■ What is needed: Your answer should be a single number: the count of lines that include "from".

■ Stored data:
** Start **

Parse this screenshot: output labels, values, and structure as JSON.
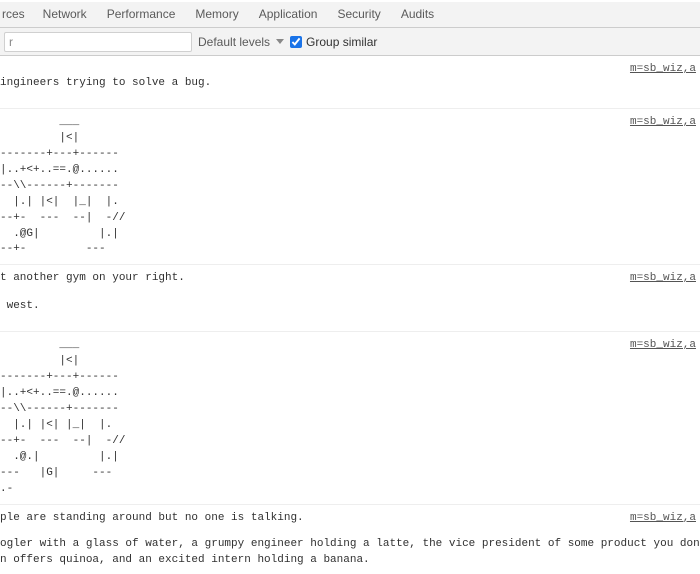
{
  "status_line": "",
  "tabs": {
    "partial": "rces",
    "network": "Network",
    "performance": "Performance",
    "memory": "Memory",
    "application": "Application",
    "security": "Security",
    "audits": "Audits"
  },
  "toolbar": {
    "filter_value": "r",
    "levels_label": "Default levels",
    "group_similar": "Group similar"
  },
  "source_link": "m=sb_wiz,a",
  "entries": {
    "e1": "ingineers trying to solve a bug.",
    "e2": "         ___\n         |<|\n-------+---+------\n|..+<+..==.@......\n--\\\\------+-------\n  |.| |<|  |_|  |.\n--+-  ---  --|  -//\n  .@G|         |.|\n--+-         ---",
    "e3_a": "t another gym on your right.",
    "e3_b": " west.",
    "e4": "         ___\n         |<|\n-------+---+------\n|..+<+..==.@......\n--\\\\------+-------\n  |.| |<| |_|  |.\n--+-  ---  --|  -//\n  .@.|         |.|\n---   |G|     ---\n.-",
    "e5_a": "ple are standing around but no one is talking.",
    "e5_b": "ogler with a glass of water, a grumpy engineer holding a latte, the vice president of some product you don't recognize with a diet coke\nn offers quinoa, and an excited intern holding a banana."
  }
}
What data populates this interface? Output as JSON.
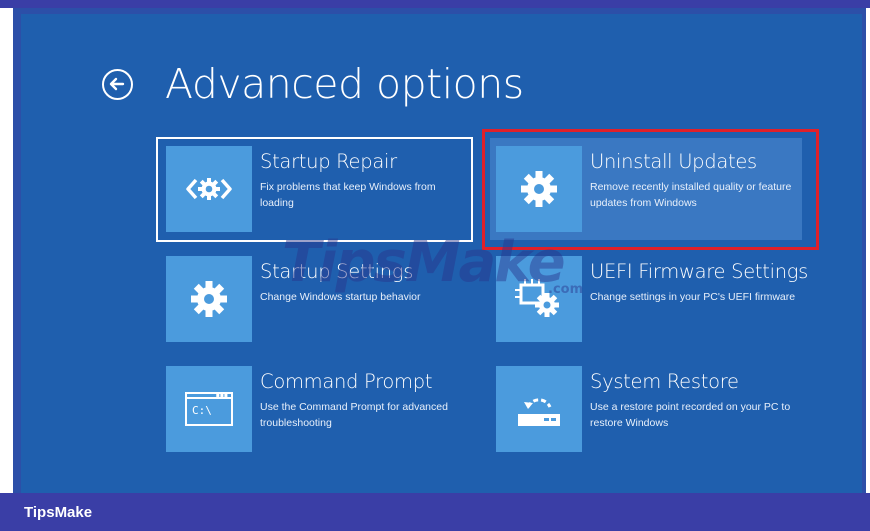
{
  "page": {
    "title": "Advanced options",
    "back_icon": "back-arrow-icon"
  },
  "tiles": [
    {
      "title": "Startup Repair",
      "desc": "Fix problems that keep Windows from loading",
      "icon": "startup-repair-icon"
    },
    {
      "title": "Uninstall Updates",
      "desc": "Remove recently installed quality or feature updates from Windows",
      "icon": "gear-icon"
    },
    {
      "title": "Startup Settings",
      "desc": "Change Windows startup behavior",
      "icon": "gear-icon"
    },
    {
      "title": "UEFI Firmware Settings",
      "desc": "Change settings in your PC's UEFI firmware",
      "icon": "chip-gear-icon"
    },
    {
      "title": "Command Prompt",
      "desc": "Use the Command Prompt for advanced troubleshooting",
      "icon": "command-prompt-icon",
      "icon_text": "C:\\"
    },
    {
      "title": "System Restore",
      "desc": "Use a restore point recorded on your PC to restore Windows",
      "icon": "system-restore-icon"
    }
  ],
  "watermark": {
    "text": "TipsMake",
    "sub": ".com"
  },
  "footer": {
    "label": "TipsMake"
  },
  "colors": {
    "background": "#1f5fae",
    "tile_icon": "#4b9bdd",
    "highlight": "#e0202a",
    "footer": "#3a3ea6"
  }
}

** End **

■ Worked answer: 2